◆ **GIVEN RECORDS**
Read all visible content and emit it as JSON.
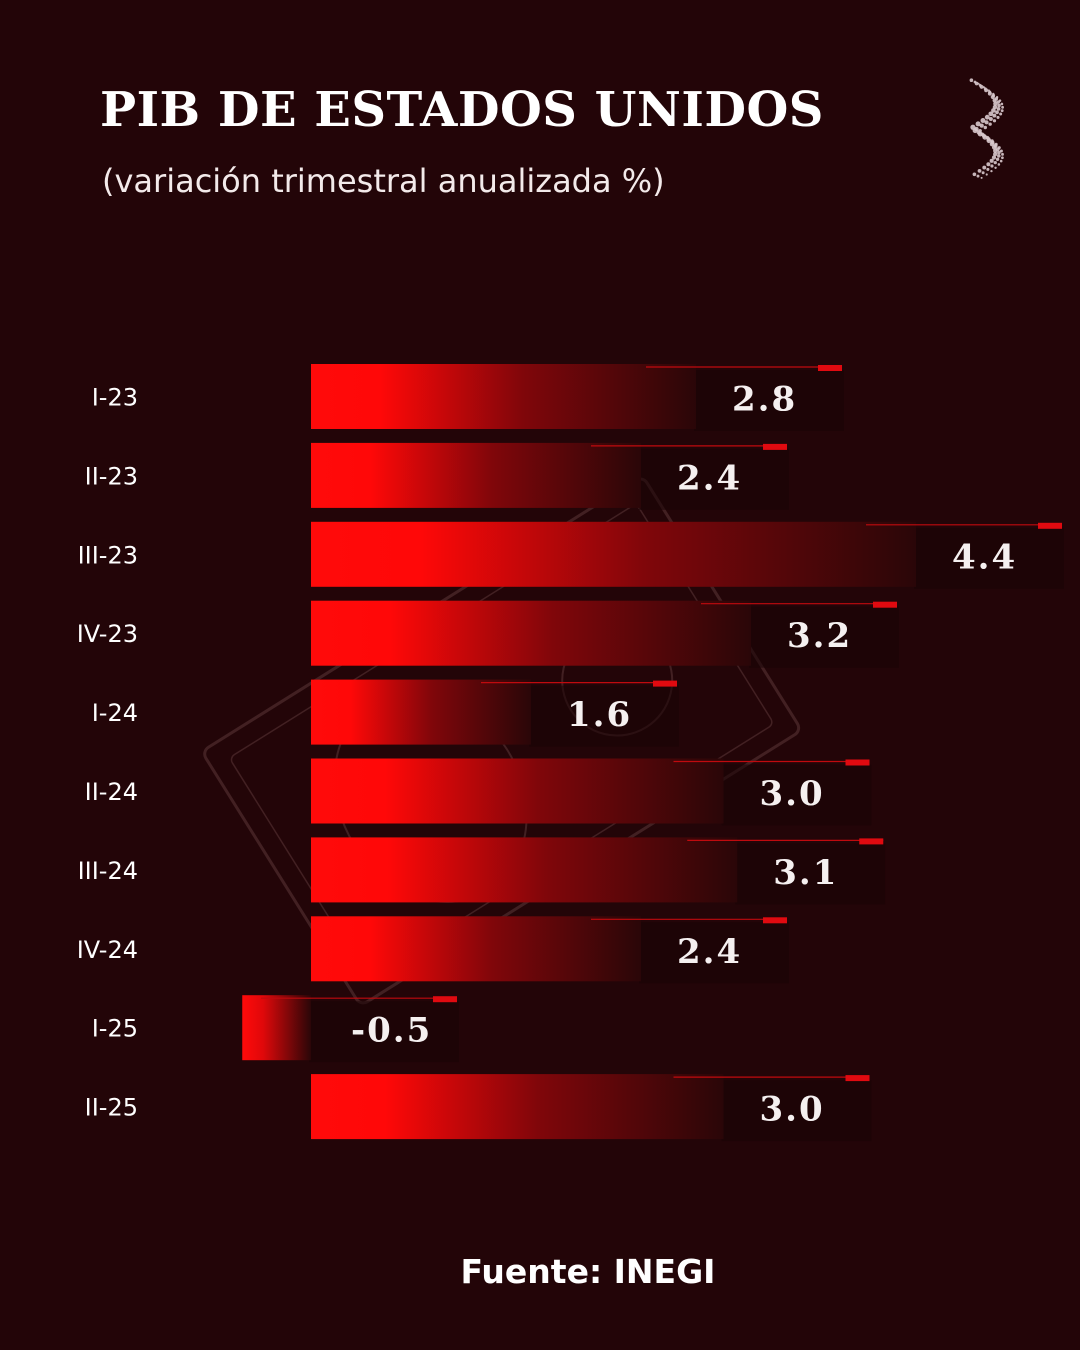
{
  "colors": {
    "background": "#230508",
    "bar_bright": "#ff0a0a",
    "bar_dark": "#2a0608",
    "accent": "#e00a10"
  },
  "logo": {
    "icon": "dotted-s-logo-icon"
  },
  "chart_data": {
    "type": "bar",
    "orientation": "horizontal",
    "title": "PIB DE ESTADOS UNIDOS",
    "subtitle": "(variación trimestral anualizada %)",
    "categories": [
      "I-23",
      "II-23",
      "III-23",
      "IV-23",
      "I-24",
      "II-24",
      "III-24",
      "IV-24",
      "I-25",
      "II-25"
    ],
    "values": [
      2.8,
      2.4,
      4.4,
      3.2,
      1.6,
      3.0,
      3.1,
      2.4,
      -0.5,
      3.0
    ],
    "value_labels": [
      "2.8",
      "2.4",
      "4.4",
      "3.2",
      "1.6",
      "3.0",
      "3.1",
      "2.4",
      "-0.5",
      "3.0"
    ],
    "xlim": [
      -0.7,
      4.4
    ],
    "grid": false,
    "legend": "none"
  },
  "footer": {
    "source": "Fuente: INEGI"
  }
}
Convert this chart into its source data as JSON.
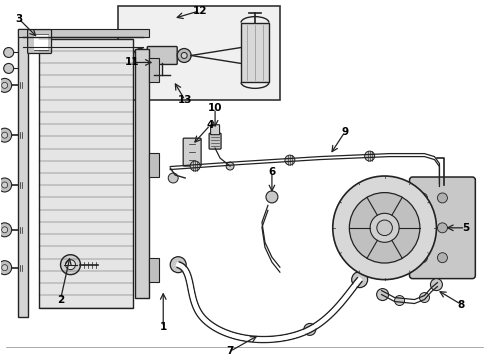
{
  "bg_color": "#ffffff",
  "line_color": "#222222",
  "label_color": "#000000",
  "inset_bg": "#f0f0f0",
  "inset_border": "#333333",
  "fig_w": 4.89,
  "fig_h": 3.6,
  "dpi": 100
}
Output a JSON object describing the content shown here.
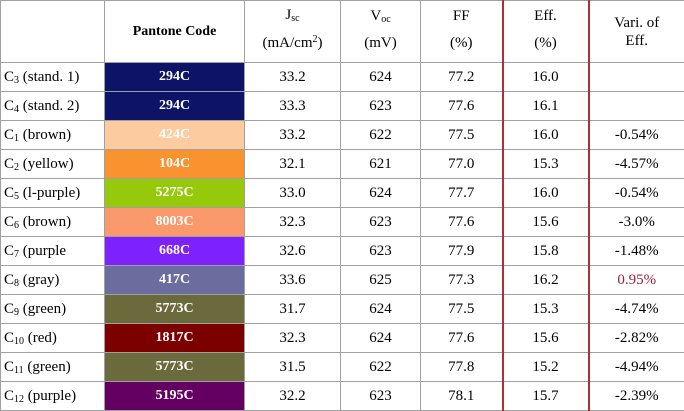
{
  "table": {
    "header": {
      "pantone": "Pantone Code",
      "jsc": {
        "base": "J",
        "sub": "sc",
        "unit": "(mA/cm",
        "sup": "2",
        "close": ")"
      },
      "voc": {
        "base": "V",
        "sub": "oc",
        "unit": "(mV)"
      },
      "ff": {
        "base": "FF",
        "unit": "(%)"
      },
      "eff": {
        "base": "Eff.",
        "unit": "(%)"
      },
      "vari": "Vari. of Eff."
    },
    "rows": [
      {
        "label": "C",
        "label_sub": "3",
        "label_rest": "(stand. 1)",
        "pantone": "294C",
        "pantone_color": "#0d1468",
        "jsc": "33.2",
        "voc": "624",
        "ff": "77.2",
        "eff": "16.0"
      },
      {
        "label": "C",
        "label_sub": "4",
        "label_rest": "(stand. 2)",
        "pantone": "294C",
        "pantone_color": "#0d1468",
        "jsc": "33.3",
        "voc": "623",
        "ff": "77.6",
        "eff": "16.1"
      },
      {
        "label": "C",
        "label_sub": "1",
        "label_rest": "(brown)",
        "pantone": "424C",
        "pantone_color": "#fccba0",
        "jsc": "33.2",
        "voc": "622",
        "ff": "77.5",
        "eff": "16.0",
        "vari": "-0.54%"
      },
      {
        "label": "C",
        "label_sub": "2",
        "label_rest": "(yellow)",
        "pantone": "104C",
        "pantone_color": "#f9932f",
        "jsc": "32.1",
        "voc": "621",
        "ff": "77.0",
        "eff": "15.3",
        "vari": "-4.57%"
      },
      {
        "label": "C",
        "label_sub": "5",
        "label_rest": "(l-purple)",
        "pantone": "5275C",
        "pantone_color": "#96c90a",
        "jsc": "33.0",
        "voc": "624",
        "ff": "77.7",
        "eff": "16.0",
        "vari": "-0.54%"
      },
      {
        "label": "C",
        "label_sub": "6",
        "label_rest": "(brown)",
        "pantone": "8003C",
        "pantone_color": "#fa9a6c",
        "jsc": "32.3",
        "voc": "623",
        "ff": "77.6",
        "eff": "15.6",
        "vari": "-3.0%"
      },
      {
        "label": "C",
        "label_sub": "7",
        "label_rest": "(purple",
        "pantone": "668C",
        "pantone_color": "#7d22fc",
        "jsc": "32.6",
        "voc": "623",
        "ff": "77.9",
        "eff": "15.8",
        "vari": "-1.48%"
      },
      {
        "label": "C",
        "label_sub": "8",
        "label_rest": "(gray)",
        "pantone": "417C",
        "pantone_color": "#6a6d9e",
        "jsc": "33.6",
        "voc": "625",
        "ff": "77.3",
        "eff": "16.2",
        "vari": "0.95%",
        "vari_color": "#a0203e"
      },
      {
        "label": "C",
        "label_sub": "9",
        "label_rest": "(green)",
        "pantone": "5773C",
        "pantone_color": "#6a6a3c",
        "jsc": "31.7",
        "voc": "624",
        "ff": "77.5",
        "eff": "15.3",
        "vari": "-4.74%"
      },
      {
        "label": "C",
        "label_sub": "10",
        "label_rest": "(red)",
        "pantone": "1817C",
        "pantone_color": "#7d0000",
        "jsc": "32.3",
        "voc": "624",
        "ff": "77.6",
        "eff": "15.6",
        "vari": "-2.82%"
      },
      {
        "label": "C",
        "label_sub": "11",
        "label_rest": "(green)",
        "pantone": "5773C",
        "pantone_color": "#6a6a3c",
        "jsc": "31.5",
        "voc": "622",
        "ff": "77.8",
        "eff": "15.2",
        "vari": "-4.94%"
      },
      {
        "label": "C",
        "label_sub": "12",
        "label_rest": "(purple)",
        "pantone": "5195C",
        "pantone_color": "#630062",
        "jsc": "32.2",
        "voc": "623",
        "ff": "78.1",
        "eff": "15.7",
        "vari": "-2.39%"
      }
    ]
  }
}
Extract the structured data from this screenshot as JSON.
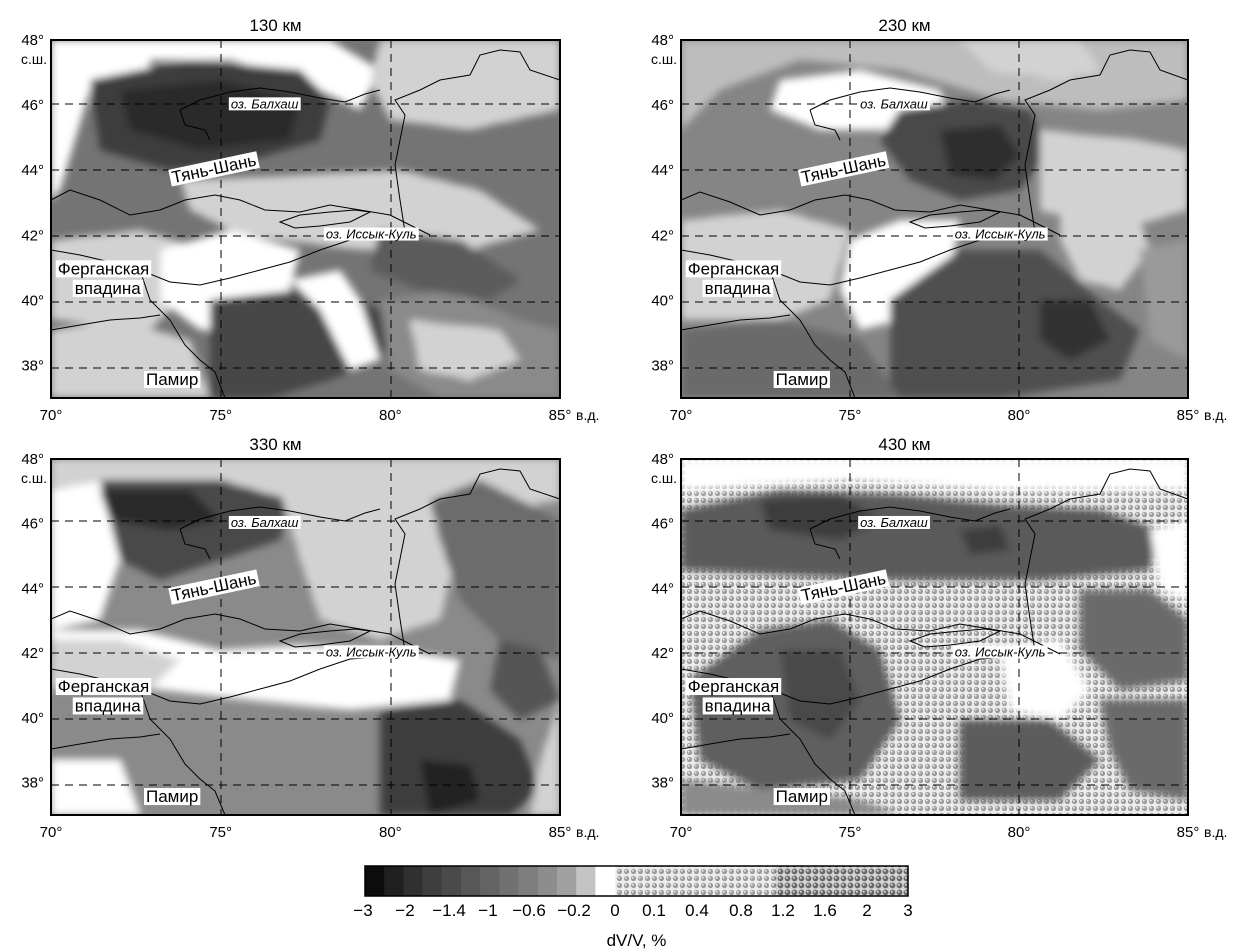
{
  "panels": [
    {
      "title": "130 км",
      "key": "p130"
    },
    {
      "title": "230 км",
      "key": "p230"
    },
    {
      "title": "330 км",
      "key": "p330"
    },
    {
      "title": "430 км",
      "key": "p430"
    }
  ],
  "axes": {
    "lat_ticks": [
      "48°",
      "46°",
      "44°",
      "42°",
      "40°",
      "38°"
    ],
    "lat_unit": "с.ш.",
    "lon_ticks": [
      "70°",
      "75°",
      "80°",
      "85°"
    ],
    "lon_unit": "в.д.",
    "lon_range": [
      70,
      85
    ],
    "lat_range": [
      37,
      48
    ]
  },
  "labels": {
    "balkhash": "оз. Балхаш",
    "tienshan": "Тянь-Шань",
    "issykkul": "оз. Иссык-Куль",
    "fergana_1": "Ферганская",
    "fergana_2": "впадина",
    "pamir": "Памир"
  },
  "colorbar": {
    "tick_labels": [
      "−3",
      "−2",
      "−1.4",
      "−1",
      "−0.6",
      "−0.2",
      "0",
      "0.1",
      "0.4",
      "0.8",
      "1.2",
      "1.6",
      "2",
      "3"
    ],
    "title": "dV/V, %"
  },
  "colors": {
    "darkest": "#111111",
    "negative_mid": "#6e6e6e",
    "zero": "#ffffff",
    "hatch": "#a0a0a0"
  }
}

◆ **WHAT TO WORK ON**
Quote, please, only the lines running from the one with "Extract the structured" down to the final line of the data above, keeping both ends and skipping the pictures.

◆ **OUTPUT**
Extract the structured data from this screenshot as JSON.
{
  "panels": [
    {
      "title": "130 км",
      "key": "p130"
    },
    {
      "title": "230 км",
      "key": "p230"
    },
    {
      "title": "330 км",
      "key": "p330"
    },
    {
      "title": "430 км",
      "key": "p430"
    }
  ],
  "axes": {
    "lat_ticks": [
      "48°",
      "46°",
      "44°",
      "42°",
      "40°",
      "38°"
    ],
    "lat_unit": "с.ш.",
    "lon_ticks": [
      "70°",
      "75°",
      "80°",
      "85°"
    ],
    "lon_unit": "в.д.",
    "lon_range": [
      70,
      85
    ],
    "lat_range": [
      37,
      48
    ]
  },
  "labels": {
    "balkhash": "оз. Балхаш",
    "tienshan": "Тянь-Шань",
    "issykkul": "оз. Иссык-Куль",
    "fergana_1": "Ферганская",
    "fergana_2": "впадина",
    "pamir": "Памир"
  },
  "colorbar": {
    "tick_labels": [
      "−3",
      "−2",
      "−1.4",
      "−1",
      "−0.6",
      "−0.2",
      "0",
      "0.1",
      "0.4",
      "0.8",
      "1.2",
      "1.6",
      "2",
      "3"
    ],
    "title": "dV/V, %"
  },
  "colors": {
    "darkest": "#111111",
    "negative_mid": "#6e6e6e",
    "zero": "#ffffff",
    "hatch": "#a0a0a0"
  }
}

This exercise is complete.